La struttura di un film porno è composta di tre scene: lei che succhia un enorme cazzo, un enorme cazzo che la penetra, l’enorme cazzo che gli sborra in faccia. Secondo alcuni studiosi esistono pure una quarta e addirittura una quinta scena dove lui le finisce di aggiustare il cavo dell’antenna e partono pure i titoli di coda, ma nessuno le ha mai viste. Sono solo teoriche.
I titoli dei porno, invece, seguono principalmente due correnti: quelli che scimmiottano blockbuster famosi (“Nirvanal”, “Star Fuck”, “Sborragheddon” ecc.) e quelli che ti spoilerano direttamente il film (“Enormi cazzi che scopano Milf”, “Tettona rumena succhia i cazzi dei cassintegrati Apple”, “La moglie di mio padre lo prende nel culo dai vecchi in fila alle poste” ecc.). Tutti quanti, però, seguono le regole del Dogma danese e/o del neo-realismo: camera a spalla o fissa, niente colonna sonora, luce naturale, niente effetti speciali. A volte, poi, gli attori sono direttamente presi dalla strada.
La struttura delle scene:
Il pompino. È ripreso dal punto di vista del maschio, generalmente in piedi, mentre lei, in ginocchio, gli succhia il cazzo lanciando sguardi verso la camera, ovvero a noi pubblico. Questo dovrebbe permetterci d’immedesimarci nel cazzo di un altro e fantasticare che quella bocca stia succhiando il nostro. Il nostro cervello, infatti, non riceve stimoli tattici dal nostro cazzo ma visivi dal cazzo del pornoattore, li mette insieme e ne ricrea una situazione artificialmente guidata dal porno stesso. In pratica, però, ci tiriamo gran segoni davanti al cazzo duro di uno sconosciuto pornoattore. Stiamo tutti lì a commentare “guarda lei come gli succhia il CAZZO”, “guarda come lo prende tutto in bocca (il CAZZO)”, “guarda come se lo fa sbattere in faccia (il CAZZO)” e via così. Ne consegue che un eterosessuale 30enne, grazie ai porno, avrà già visto più cazzi duri di Aldo Busi.

DATI FORNITI:
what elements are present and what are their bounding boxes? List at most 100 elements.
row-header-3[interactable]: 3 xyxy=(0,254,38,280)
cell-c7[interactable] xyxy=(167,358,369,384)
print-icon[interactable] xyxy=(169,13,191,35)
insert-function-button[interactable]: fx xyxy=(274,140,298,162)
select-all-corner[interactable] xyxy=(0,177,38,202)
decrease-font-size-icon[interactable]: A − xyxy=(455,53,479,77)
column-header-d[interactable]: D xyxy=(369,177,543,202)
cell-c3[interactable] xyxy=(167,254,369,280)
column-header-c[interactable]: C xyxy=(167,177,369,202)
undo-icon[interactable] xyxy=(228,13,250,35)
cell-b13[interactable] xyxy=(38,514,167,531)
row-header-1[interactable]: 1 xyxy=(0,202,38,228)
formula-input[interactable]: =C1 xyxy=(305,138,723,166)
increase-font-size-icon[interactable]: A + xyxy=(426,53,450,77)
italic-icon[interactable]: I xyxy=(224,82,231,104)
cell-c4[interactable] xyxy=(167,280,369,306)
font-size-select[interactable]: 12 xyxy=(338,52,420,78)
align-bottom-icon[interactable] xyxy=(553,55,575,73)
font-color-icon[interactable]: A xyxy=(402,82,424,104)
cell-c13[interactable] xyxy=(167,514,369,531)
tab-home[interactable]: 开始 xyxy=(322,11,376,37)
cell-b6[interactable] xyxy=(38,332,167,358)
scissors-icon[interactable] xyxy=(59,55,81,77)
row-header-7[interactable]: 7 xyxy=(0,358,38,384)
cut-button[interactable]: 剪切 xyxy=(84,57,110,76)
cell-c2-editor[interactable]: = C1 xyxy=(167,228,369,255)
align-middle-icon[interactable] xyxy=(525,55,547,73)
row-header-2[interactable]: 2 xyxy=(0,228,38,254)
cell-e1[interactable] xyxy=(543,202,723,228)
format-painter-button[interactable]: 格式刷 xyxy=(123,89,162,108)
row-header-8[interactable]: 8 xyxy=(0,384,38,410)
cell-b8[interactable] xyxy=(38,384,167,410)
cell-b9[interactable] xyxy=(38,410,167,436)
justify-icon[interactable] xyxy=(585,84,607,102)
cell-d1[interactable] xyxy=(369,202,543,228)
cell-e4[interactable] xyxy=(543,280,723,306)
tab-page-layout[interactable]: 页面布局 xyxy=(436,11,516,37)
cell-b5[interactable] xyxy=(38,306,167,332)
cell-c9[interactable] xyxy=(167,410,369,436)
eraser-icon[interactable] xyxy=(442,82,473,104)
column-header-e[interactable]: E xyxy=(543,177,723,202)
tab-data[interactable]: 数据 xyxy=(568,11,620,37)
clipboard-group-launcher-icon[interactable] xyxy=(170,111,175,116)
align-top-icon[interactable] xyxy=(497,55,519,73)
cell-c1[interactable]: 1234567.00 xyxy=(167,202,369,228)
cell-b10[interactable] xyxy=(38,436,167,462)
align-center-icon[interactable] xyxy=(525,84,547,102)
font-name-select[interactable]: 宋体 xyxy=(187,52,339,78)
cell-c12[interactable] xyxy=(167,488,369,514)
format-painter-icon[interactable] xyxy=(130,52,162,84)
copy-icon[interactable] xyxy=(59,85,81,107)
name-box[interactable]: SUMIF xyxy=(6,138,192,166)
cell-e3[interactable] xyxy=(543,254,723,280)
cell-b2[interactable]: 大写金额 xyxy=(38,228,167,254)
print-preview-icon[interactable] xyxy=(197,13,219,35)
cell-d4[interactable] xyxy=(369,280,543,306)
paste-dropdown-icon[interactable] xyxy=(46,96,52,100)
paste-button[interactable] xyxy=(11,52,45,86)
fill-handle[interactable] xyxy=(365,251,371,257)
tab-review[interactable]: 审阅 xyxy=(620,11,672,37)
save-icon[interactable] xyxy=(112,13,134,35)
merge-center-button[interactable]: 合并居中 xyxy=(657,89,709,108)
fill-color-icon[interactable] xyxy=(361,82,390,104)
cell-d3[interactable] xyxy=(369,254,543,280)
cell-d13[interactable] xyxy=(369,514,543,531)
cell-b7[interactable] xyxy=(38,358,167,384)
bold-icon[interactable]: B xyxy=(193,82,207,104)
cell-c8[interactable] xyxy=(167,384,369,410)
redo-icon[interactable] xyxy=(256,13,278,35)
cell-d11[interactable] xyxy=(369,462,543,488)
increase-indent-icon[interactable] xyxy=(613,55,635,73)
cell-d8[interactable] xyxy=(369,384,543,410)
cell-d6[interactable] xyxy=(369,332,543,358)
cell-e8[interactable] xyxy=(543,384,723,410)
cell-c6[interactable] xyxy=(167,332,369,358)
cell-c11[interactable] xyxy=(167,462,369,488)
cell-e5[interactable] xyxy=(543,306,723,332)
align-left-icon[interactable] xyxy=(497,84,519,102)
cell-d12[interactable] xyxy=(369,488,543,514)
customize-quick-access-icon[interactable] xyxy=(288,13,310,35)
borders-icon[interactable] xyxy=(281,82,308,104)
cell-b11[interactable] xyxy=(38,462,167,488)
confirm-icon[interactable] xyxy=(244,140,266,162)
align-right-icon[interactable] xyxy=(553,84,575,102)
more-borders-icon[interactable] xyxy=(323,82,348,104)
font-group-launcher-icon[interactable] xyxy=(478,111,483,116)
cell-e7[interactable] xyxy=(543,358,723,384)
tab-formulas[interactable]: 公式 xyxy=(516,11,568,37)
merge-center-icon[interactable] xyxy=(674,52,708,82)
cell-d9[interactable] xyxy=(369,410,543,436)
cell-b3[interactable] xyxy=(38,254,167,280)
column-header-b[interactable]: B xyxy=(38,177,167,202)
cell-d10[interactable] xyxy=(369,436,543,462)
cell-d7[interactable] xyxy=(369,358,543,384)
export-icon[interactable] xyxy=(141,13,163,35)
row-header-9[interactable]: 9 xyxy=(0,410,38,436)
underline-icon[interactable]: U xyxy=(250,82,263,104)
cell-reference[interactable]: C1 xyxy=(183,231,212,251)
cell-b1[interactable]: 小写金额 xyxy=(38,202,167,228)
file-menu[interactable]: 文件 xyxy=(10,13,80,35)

DA SVOLGERE:
a) Stabilite se ciascuna affermazione concorda con l'estratto e rispondete sì o no citando le parole decisive: (i) la quarta e la quinta scena sono state viste da alcuni studiosi; (ii) i titoli dei porno seguono principalmente due correnti; (iii) nei porno è prevista una colonna sonora.
b) Da quale punto di vista viene ripreso il pompino, secondo l'estratto?
c) Riportate tutte le regole del Dogma danese e/o del neo-realismo che, secondo l'estratto, tutti i porno seguono.
Per rispondere basatevi esclusivamente sull'estratto.

RISPOSTE ATTESE:
a)
(i) No: "ma nessuno le ha mai viste".
(ii) Sì: "seguono principalmente due correnti".
(iii) No: "niente colonna sonora".

b) Dal punto di vista del maschio, generalmente in piedi.

c)
- Camera a spalla o fissa
- Niente colonna sonora
- Luce naturale
- Niente effetti speciali